— Layout coordinate data —
┌──
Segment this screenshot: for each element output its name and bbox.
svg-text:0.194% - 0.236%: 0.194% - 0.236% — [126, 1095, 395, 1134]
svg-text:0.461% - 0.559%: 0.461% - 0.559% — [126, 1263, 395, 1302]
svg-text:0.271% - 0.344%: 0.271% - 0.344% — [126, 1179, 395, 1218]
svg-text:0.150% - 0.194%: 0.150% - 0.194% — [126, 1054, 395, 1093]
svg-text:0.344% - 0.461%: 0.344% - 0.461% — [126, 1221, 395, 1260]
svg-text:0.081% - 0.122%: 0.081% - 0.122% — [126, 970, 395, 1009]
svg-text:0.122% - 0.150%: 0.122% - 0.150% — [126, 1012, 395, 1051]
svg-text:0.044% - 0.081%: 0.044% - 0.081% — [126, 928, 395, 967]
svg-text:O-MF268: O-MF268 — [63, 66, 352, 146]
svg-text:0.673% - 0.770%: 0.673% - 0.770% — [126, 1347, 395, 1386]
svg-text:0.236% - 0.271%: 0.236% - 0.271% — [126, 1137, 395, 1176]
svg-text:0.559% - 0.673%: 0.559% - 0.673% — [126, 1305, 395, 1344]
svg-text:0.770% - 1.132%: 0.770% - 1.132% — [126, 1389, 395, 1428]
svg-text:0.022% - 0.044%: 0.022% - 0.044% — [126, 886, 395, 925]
└──
┌──
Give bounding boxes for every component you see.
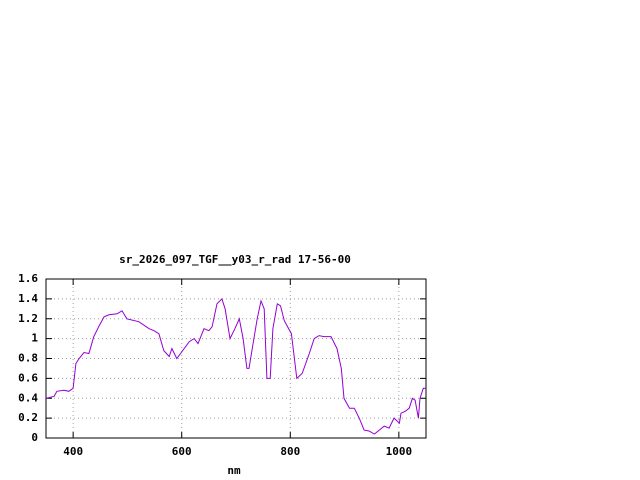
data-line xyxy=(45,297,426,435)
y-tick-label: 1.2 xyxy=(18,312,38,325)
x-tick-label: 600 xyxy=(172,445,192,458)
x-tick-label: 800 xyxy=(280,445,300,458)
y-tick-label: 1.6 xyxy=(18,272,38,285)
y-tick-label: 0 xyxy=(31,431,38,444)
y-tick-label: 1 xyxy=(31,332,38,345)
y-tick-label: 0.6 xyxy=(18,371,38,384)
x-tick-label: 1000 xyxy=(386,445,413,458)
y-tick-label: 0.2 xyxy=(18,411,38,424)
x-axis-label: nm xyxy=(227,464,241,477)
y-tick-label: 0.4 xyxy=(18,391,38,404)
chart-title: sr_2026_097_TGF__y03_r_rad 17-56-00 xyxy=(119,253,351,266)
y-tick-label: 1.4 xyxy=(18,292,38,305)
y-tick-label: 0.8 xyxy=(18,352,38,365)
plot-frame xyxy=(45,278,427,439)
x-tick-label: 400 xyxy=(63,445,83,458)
└──
— Problem —
Render the lines from the one containing "Segment this screenshot: for" through the one containing "svg-text:0.044% - 0.081%: 0.044%" as a numbered list, skipping any blank lines.

— Response to this task —
1. Segment this screenshot: for each element output its name and bbox.
2. svg-text:0.194% - 0.236%: 0.194% - 0.236% — [126, 1095, 395, 1134]
3. svg-text:0.461% - 0.559%: 0.461% - 0.559% — [126, 1263, 395, 1302]
4. svg-text:0.271% - 0.344%: 0.271% - 0.344% — [126, 1179, 395, 1218]
5. svg-text:0.150% - 0.194%: 0.150% - 0.194% — [126, 1054, 395, 1093]
6. svg-text:0.344% - 0.461%: 0.344% - 0.461% — [126, 1221, 395, 1260]
7. svg-text:0.081% - 0.122%: 0.081% - 0.122% — [126, 970, 395, 1009]
8. svg-text:0.122% - 0.150%: 0.122% - 0.150% — [126, 1012, 395, 1051]
9. svg-text:0.044% - 0.081%: 0.044% - 0.081% — [126, 928, 395, 967]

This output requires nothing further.